**Problem**. Look through the records below, and copy out every line that holds the string "samples".

[Extracts from a graphics dataset]
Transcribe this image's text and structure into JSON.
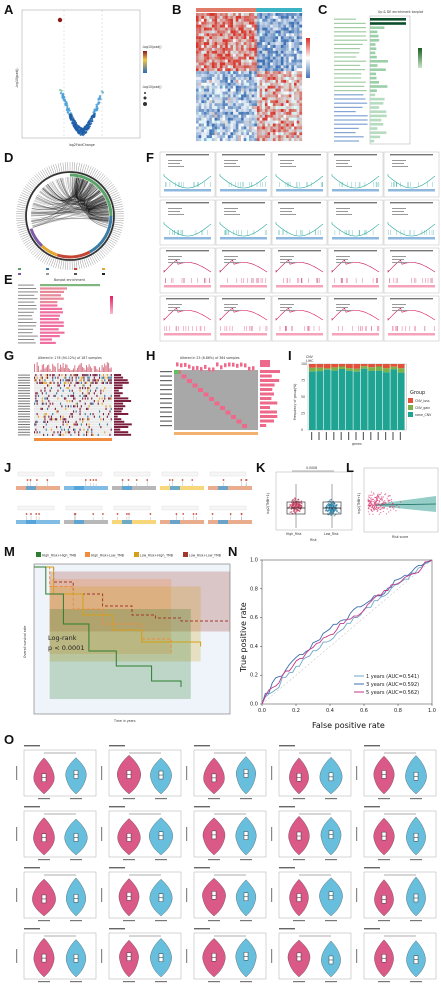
{
  "labels": [
    "A",
    "B",
    "C",
    "D",
    "E",
    "F",
    "G",
    "H",
    "I",
    "J",
    "K",
    "L",
    "M",
    "N",
    "O"
  ],
  "panelA": {
    "xlabel": "log2FoldChange",
    "ylabel": "-log10(padj)",
    "legend": [
      "-log10(padj)",
      "-log10(padj)"
    ]
  },
  "panelC": {
    "title": "Up & DE enrichment barplot"
  },
  "panelE": {
    "title": "Barplot enrichment"
  },
  "panelG": {
    "title": "Altered in 176 (94.12%) of 187 samples"
  },
  "panelH": {
    "title": "Altered in 25 (6.86%) of 364 samples"
  },
  "panelI": {
    "title": "CNV",
    "subtitle": "LIHC",
    "ylabel": "Frequency of group(%)",
    "xlabel": "genes",
    "legend_title": "Group",
    "legend": [
      {
        "name": "CNV_loss",
        "color": "#e0523a"
      },
      {
        "name": "CNV_gain",
        "color": "#7bb24a"
      },
      {
        "name": "none_CNV",
        "color": "#1fa392"
      }
    ],
    "yticks": [
      "0",
      "25",
      "50",
      "75",
      "100"
    ]
  },
  "panelK": {
    "title": "0.0008",
    "ylabel": "log2(TMB+1)",
    "xlabel": "Risk",
    "groups": [
      "High_Risk",
      "Low_Risk"
    ]
  },
  "panelL": {
    "xlabel": "Risk score",
    "ylabel": "log2(TMB+1)"
  },
  "panelM": {
    "legend": [
      "High_Risk+High_TMB",
      "High_Risk+Low_TMB",
      "Low_Risk+High_TMB",
      "Low_Risk+Low_TMB"
    ],
    "colors": [
      "#2e7d32",
      "#f28b3c",
      "#d4a017",
      "#a0392f"
    ],
    "ylabel": "Overall survival rate",
    "xlabel": "Time in years",
    "logrank": "Log-rank",
    "pvalue": "p < 0.0001"
  },
  "panelN": {
    "xlabel": "False positive rate",
    "ylabel": "True positive rate",
    "xticks": [
      "0.0",
      "0.2",
      "0.4",
      "0.6",
      "0.8",
      "1.0"
    ],
    "yticks": [
      "0.0",
      "0.2",
      "0.4",
      "0.6",
      "0.8",
      "1.0"
    ],
    "legend": [
      {
        "name": "1 years (AUC=0.541)",
        "color": "#6fa8c8"
      },
      {
        "name": "3 years (AUC=0.592)",
        "color": "#3d6fb0"
      },
      {
        "name": "5 years (AUC=0.562)",
        "color": "#c23a8a"
      }
    ]
  }
}
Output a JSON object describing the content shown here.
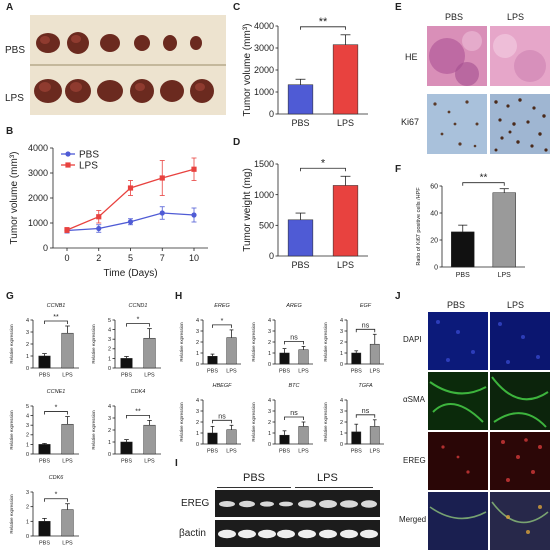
{
  "panel_labels": [
    "A",
    "B",
    "C",
    "D",
    "E",
    "F",
    "G",
    "H",
    "I",
    "J"
  ],
  "panel_a": {
    "rows": [
      "PBS",
      "LPS"
    ]
  },
  "panel_e": {
    "cols": [
      "PBS",
      "LPS"
    ],
    "rows": [
      "HE",
      "Ki67"
    ]
  },
  "panel_i": {
    "groups": [
      "PBS",
      "LPS"
    ],
    "rows": [
      "EREG",
      "βactin"
    ]
  },
  "panel_j": {
    "cols": [
      "PBS",
      "LPS"
    ],
    "rows": [
      "DAPI",
      "αSMA",
      "EREG",
      "Merged"
    ]
  },
  "colors": {
    "pbs_blue": "#4f5bd5",
    "lps_red": "#e8423f",
    "black_bar": "#111111",
    "gray_bar": "#9a9a9a"
  },
  "chart_data": [
    {
      "id": "B",
      "type": "line",
      "xlabel": "Time (Days)",
      "ylabel": "Tumor volume (mm³)",
      "x": [
        0,
        2,
        5,
        7,
        10
      ],
      "ylim": [
        0,
        4000
      ],
      "yticks": [
        0,
        1000,
        2000,
        3000,
        4000
      ],
      "legend": "top-left",
      "series": [
        {
          "name": "PBS",
          "values": [
            700,
            780,
            1050,
            1400,
            1320
          ],
          "err": [
            100,
            150,
            120,
            250,
            280
          ],
          "color": "#4f5bd5"
        },
        {
          "name": "LPS",
          "values": [
            720,
            1250,
            2400,
            2800,
            3150
          ],
          "err": [
            100,
            250,
            300,
            700,
            450
          ],
          "color": "#e8423f"
        }
      ]
    },
    {
      "id": "C",
      "type": "bar",
      "ylabel": "Tumor volume (mm³)",
      "categories": [
        "PBS",
        "LPS"
      ],
      "values": [
        1330,
        3150
      ],
      "err": [
        250,
        450
      ],
      "colors": [
        "#4f5bd5",
        "#e8423f"
      ],
      "ylim": [
        0,
        4000
      ],
      "yticks": [
        0,
        1000,
        2000,
        3000,
        4000
      ],
      "sig": "**"
    },
    {
      "id": "D",
      "type": "bar",
      "ylabel": "Tumor weight (mg)",
      "categories": [
        "PBS",
        "LPS"
      ],
      "values": [
        590,
        1150
      ],
      "err": [
        110,
        150
      ],
      "colors": [
        "#4f5bd5",
        "#e8423f"
      ],
      "ylim": [
        0,
        1500
      ],
      "yticks": [
        0,
        500,
        1000,
        1500
      ],
      "sig": "*"
    },
    {
      "id": "F",
      "type": "bar",
      "ylabel": "Ratio of Ki67 positive cells /HPF",
      "categories": [
        "PBS",
        "LPS"
      ],
      "values": [
        26,
        55
      ],
      "err": [
        5,
        3
      ],
      "colors": [
        "#111111",
        "#9a9a9a"
      ],
      "ylim": [
        0,
        60
      ],
      "yticks": [
        0,
        20,
        40,
        60
      ],
      "sig": "**"
    },
    {
      "id": "G",
      "type": "bar",
      "group": "G",
      "panels": [
        {
          "title": "CCNB1",
          "categories": [
            "PBS",
            "LPS"
          ],
          "values": [
            1.0,
            2.9
          ],
          "err": [
            0.2,
            0.6
          ],
          "ylim": [
            0,
            4
          ],
          "yticks": [
            0,
            1,
            2,
            3,
            4
          ],
          "sig": "**",
          "ylabel": "Relative expression"
        },
        {
          "title": "CCND1",
          "categories": [
            "PBS",
            "LPS"
          ],
          "values": [
            1.0,
            3.1
          ],
          "err": [
            0.2,
            1.0
          ],
          "ylim": [
            0,
            5
          ],
          "yticks": [
            0,
            1,
            2,
            3,
            4,
            5
          ],
          "sig": "*",
          "ylabel": "Relative expression"
        },
        {
          "title": "CCNE1",
          "categories": [
            "PBS",
            "LPS"
          ],
          "values": [
            1.0,
            3.1
          ],
          "err": [
            0.1,
            0.8
          ],
          "ylim": [
            0,
            5
          ],
          "yticks": [
            0,
            1,
            2,
            3,
            4,
            5
          ],
          "sig": "*",
          "ylabel": "Relative expression"
        },
        {
          "title": "CDK4",
          "categories": [
            "PBS",
            "LPS"
          ],
          "values": [
            1.0,
            2.4
          ],
          "err": [
            0.2,
            0.4
          ],
          "ylim": [
            0,
            4
          ],
          "yticks": [
            0,
            1,
            2,
            3,
            4
          ],
          "sig": "**",
          "ylabel": "Relative expression"
        },
        {
          "title": "CDK6",
          "categories": [
            "PBS",
            "LPS"
          ],
          "values": [
            1.0,
            1.8
          ],
          "err": [
            0.2,
            0.4
          ],
          "ylim": [
            0,
            3
          ],
          "yticks": [
            0,
            1,
            2,
            3
          ],
          "sig": "*",
          "ylabel": "Relative expression"
        }
      ]
    },
    {
      "id": "H",
      "type": "bar",
      "group": "H",
      "panels": [
        {
          "title": "EREG",
          "categories": [
            "PBS",
            "LPS"
          ],
          "values": [
            0.7,
            2.4
          ],
          "err": [
            0.2,
            0.7
          ],
          "ylim": [
            0,
            4
          ],
          "yticks": [
            0,
            1,
            2,
            3,
            4
          ],
          "sig": "*",
          "ylabel": "Relative expression"
        },
        {
          "title": "AREG",
          "categories": [
            "PBS",
            "LPS"
          ],
          "values": [
            1.0,
            1.3
          ],
          "err": [
            0.4,
            0.3
          ],
          "ylim": [
            0,
            4
          ],
          "yticks": [
            0,
            1,
            2,
            3,
            4
          ],
          "sig": "ns",
          "ylabel": "Relative expression"
        },
        {
          "title": "EGF",
          "categories": [
            "PBS",
            "LPS"
          ],
          "values": [
            1.0,
            1.8
          ],
          "err": [
            0.2,
            0.9
          ],
          "ylim": [
            0,
            4
          ],
          "yticks": [
            0,
            1,
            2,
            3,
            4
          ],
          "sig": "ns",
          "ylabel": "Relative expression"
        },
        {
          "title": "HBEGF",
          "categories": [
            "PBS",
            "LPS"
          ],
          "values": [
            1.0,
            1.3
          ],
          "err": [
            0.6,
            0.4
          ],
          "ylim": [
            0,
            4
          ],
          "yticks": [
            0,
            1,
            2,
            3,
            4
          ],
          "sig": "ns",
          "ylabel": "Relative expression"
        },
        {
          "title": "BTC",
          "categories": [
            "PBS",
            "LPS"
          ],
          "values": [
            0.8,
            1.6
          ],
          "err": [
            0.4,
            0.4
          ],
          "ylim": [
            0,
            4
          ],
          "yticks": [
            0,
            1,
            2,
            3,
            4
          ],
          "sig": "ns",
          "ylabel": "Relative expression"
        },
        {
          "title": "TGFA",
          "categories": [
            "PBS",
            "LPS"
          ],
          "values": [
            1.1,
            1.6
          ],
          "err": [
            0.7,
            0.6
          ],
          "ylim": [
            0,
            4
          ],
          "yticks": [
            0,
            1,
            2,
            3,
            4
          ],
          "sig": "ns",
          "ylabel": "Relative expression"
        }
      ]
    }
  ]
}
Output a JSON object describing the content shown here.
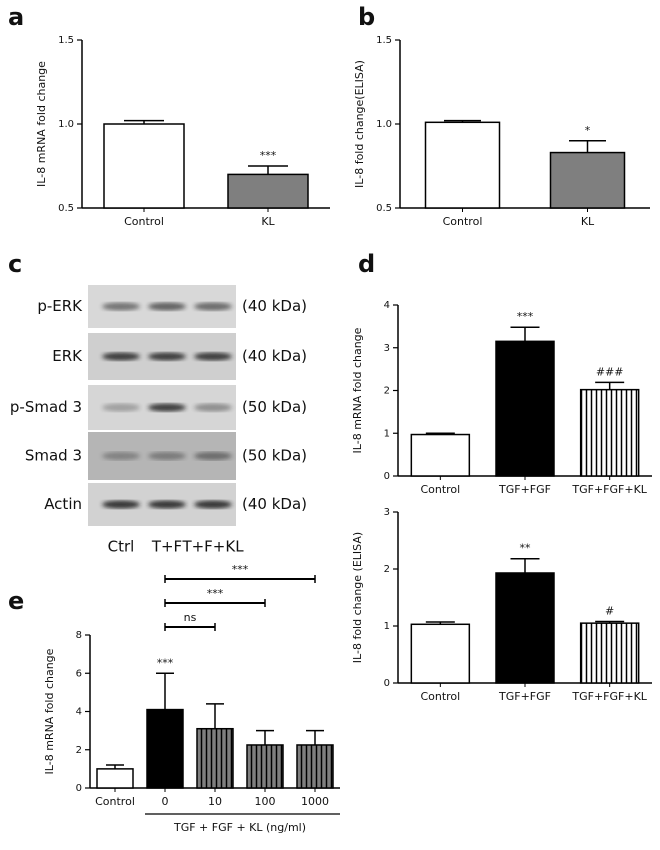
{
  "chart_data": [
    {
      "type": "bar",
      "panel": "a",
      "y_label": "IL-8 mRNA fold change",
      "categories": [
        "Control",
        "KL"
      ],
      "values": [
        1.0,
        0.7
      ],
      "errors": [
        0.02,
        0.05
      ],
      "annotations": [
        null,
        "***"
      ],
      "colors": [
        "#ffffff",
        "#7f7f7f"
      ],
      "hatched": [
        false,
        false
      ],
      "ylim": [
        0.5,
        1.5
      ],
      "yticks": [
        0.5,
        {
          "value": 1,
          "label": "1.0"
        },
        1.5
      ]
    },
    {
      "type": "bar",
      "panel": "b",
      "y_label": "IL-8 fold change(ELISA)",
      "categories": [
        "Control",
        "KL"
      ],
      "values": [
        1.01,
        0.83
      ],
      "errors": [
        0.01,
        0.07
      ],
      "annotations": [
        null,
        "*"
      ],
      "colors": [
        "#ffffff",
        "#7f7f7f"
      ],
      "hatched": [
        false,
        false
      ],
      "ylim": [
        0.5,
        1.5
      ],
      "yticks": [
        0.5,
        {
          "value": 1,
          "label": "1.0"
        },
        1.5
      ]
    },
    {
      "type": "bar",
      "panel": "d",
      "y_label": "IL-8 mRNA fold change",
      "categories": [
        "Control",
        "TGF+FGF",
        "TGF+FGF+KL"
      ],
      "values": [
        0.97,
        3.15,
        2.02
      ],
      "errors": [
        0.03,
        0.33,
        0.17
      ],
      "annotations": [
        null,
        "***",
        "###"
      ],
      "colors": [
        "#ffffff",
        "#000000",
        "#ffffff"
      ],
      "hatched": [
        false,
        false,
        true
      ],
      "ylim": [
        0,
        4
      ],
      "yticks": [
        0,
        1,
        2,
        3,
        4
      ]
    },
    {
      "type": "bar",
      "y_label": "IL-8 fold change (ELISA)",
      "categories": [
        "Control",
        "TGF+FGF",
        "TGF+FGF+KL"
      ],
      "values": [
        1.03,
        1.93,
        1.05
      ],
      "errors": [
        0.04,
        0.25,
        0.03
      ],
      "annotations": [
        null,
        "**",
        "#"
      ],
      "colors": [
        "#ffffff",
        "#000000",
        "#ffffff"
      ],
      "hatched": [
        false,
        false,
        true
      ],
      "ylim": [
        0,
        3
      ],
      "yticks": [
        0,
        1,
        2,
        3
      ]
    },
    {
      "type": "bar",
      "panel": "e",
      "y_label": "IL-8 mRNA fold change",
      "x_label": "TGF + FGF + KL (ng/ml)",
      "categories": [
        "Control",
        "0",
        "10",
        "100",
        "1000"
      ],
      "values": [
        1.0,
        4.1,
        3.1,
        2.25,
        2.25
      ],
      "errors": [
        0.2,
        1.9,
        1.3,
        0.75,
        0.75
      ],
      "annotations": [
        null,
        "***",
        null,
        null,
        null
      ],
      "colors": [
        "#ffffff",
        "#000000",
        "#7f7f7f",
        "#7f7f7f",
        "#7f7f7f"
      ],
      "hatched": [
        false,
        false,
        true,
        true,
        true
      ],
      "ylim": [
        0,
        8
      ],
      "yticks": [
        0,
        2,
        4,
        6,
        8
      ],
      "comparisons": [
        {
          "from": "0",
          "to": "10",
          "label": "ns"
        },
        {
          "from": "0",
          "to": "100",
          "label": "***"
        },
        {
          "from": "0",
          "to": "1000",
          "label": "***"
        }
      ]
    }
  ],
  "blot": {
    "panel": "c",
    "rows": [
      {
        "label": "p-ERK",
        "size": "(40 kDa)"
      },
      {
        "label": "ERK",
        "size": "(40 kDa)"
      },
      {
        "label": "p-Smad 3",
        "size": "(50 kDa)"
      },
      {
        "label": "Smad 3",
        "size": "(50 kDa)"
      },
      {
        "label": "Actin",
        "size": "(40 kDa)"
      }
    ],
    "lanes": [
      "Ctrl",
      "T+F",
      "T+F+KL"
    ]
  }
}
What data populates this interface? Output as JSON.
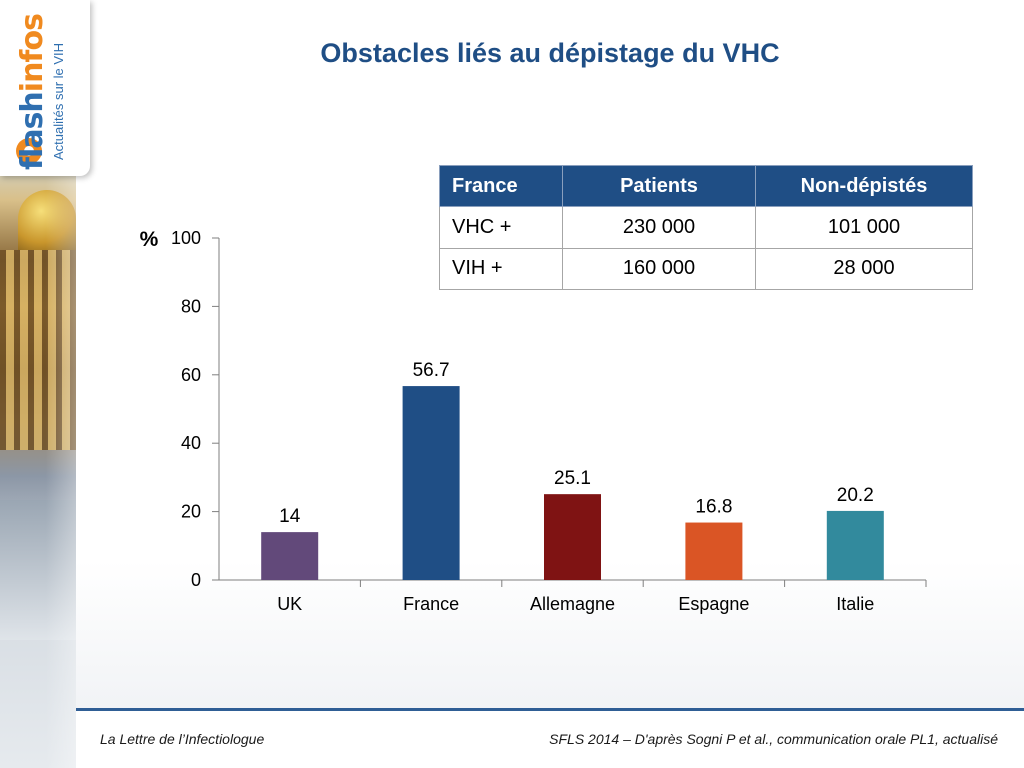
{
  "logo": {
    "brand_main": "flash",
    "brand_accent": "infos",
    "tagline": "Actualités sur le VIH"
  },
  "title": "Obstacles liés au dépistage du VHC",
  "table": {
    "headers": [
      "France",
      "Patients",
      "Non-dépistés"
    ],
    "rows": [
      [
        "VHC +",
        "230 000",
        "101 000"
      ],
      [
        "VIH +",
        "160 000",
        "28 000"
      ]
    ]
  },
  "chart_data": {
    "type": "bar",
    "title": "",
    "xlabel": "",
    "ylabel": "%",
    "categories": [
      "UK",
      "France",
      "Allemagne",
      "Espagne",
      "Italie"
    ],
    "values": [
      14,
      56.7,
      25.1,
      16.8,
      20.2
    ],
    "value_labels": [
      "14",
      "56.7",
      "25.1",
      "16.8",
      "20.2"
    ],
    "colors": [
      "#62497a",
      "#1f4e85",
      "#7f1313",
      "#da5525",
      "#328a9d"
    ],
    "ylim": [
      0,
      100
    ],
    "yticks": [
      0,
      20,
      40,
      60,
      80,
      100
    ],
    "grid": false,
    "legend": "none"
  },
  "footer": {
    "left": "La Lettre de l’Infectiologue",
    "right": "SFLS 2014 – D'après Sogni P et al., communication orale PL1, actualisé"
  }
}
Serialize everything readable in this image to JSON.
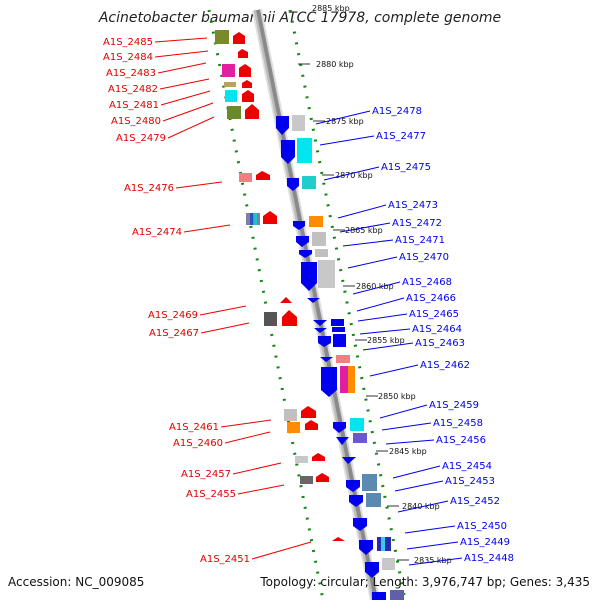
{
  "title": "Acinetobacter baumannii ATCC 17978, complete genome",
  "footer": {
    "accession": "Accession: NC_009085",
    "summary": "Topology: circular; Length: 3,976,747 bp; Genes: 3,435"
  },
  "kbp_labels": [
    "2885 kbp",
    "2880 kbp",
    "2875 kbp",
    "2870 kbp",
    "2865 kbp",
    "2860 kbp",
    "2855 kbp",
    "2850 kbp",
    "2845 kbp",
    "2840 kbp",
    "2835 kbp"
  ],
  "left_genes": [
    "A1S_2485",
    "A1S_2484",
    "A1S_2483",
    "A1S_2482",
    "A1S_2481",
    "A1S_2480",
    "A1S_2479",
    "A1S_2476",
    "A1S_2474",
    "A1S_2469",
    "A1S_2467",
    "A1S_2461",
    "A1S_2460",
    "A1S_2457",
    "A1S_2455",
    "A1S_2451"
  ],
  "right_genes": [
    "A1S_2478",
    "A1S_2477",
    "A1S_2475",
    "A1S_2473",
    "A1S_2472",
    "A1S_2471",
    "A1S_2470",
    "A1S_2468",
    "A1S_2466",
    "A1S_2465",
    "A1S_2464",
    "A1S_2463",
    "A1S_2462",
    "A1S_2459",
    "A1S_2458",
    "A1S_2456",
    "A1S_2454",
    "A1S_2453",
    "A1S_2452",
    "A1S_2450",
    "A1S_2449",
    "A1S_2448"
  ],
  "colors": {
    "forward_strand": "#ee0000",
    "reverse_strand": "#0000ee",
    "backbone": "#999999",
    "gc_dots": "#118811"
  }
}
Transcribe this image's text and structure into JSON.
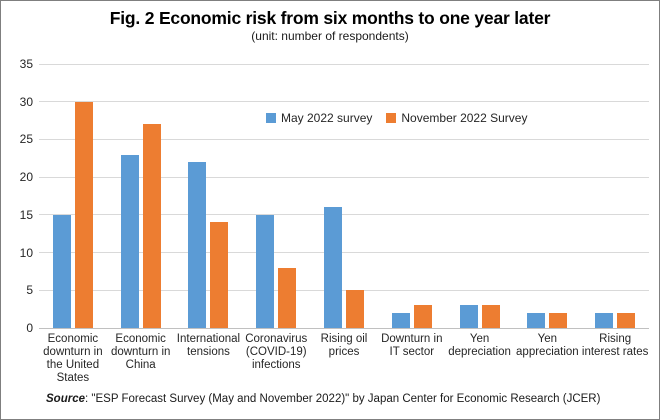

**Finished task**.
    "title": "Altered in 176 (94.12%) of 187 samples"
    "title": "Altered in 25 (6.86%) of 364 samples"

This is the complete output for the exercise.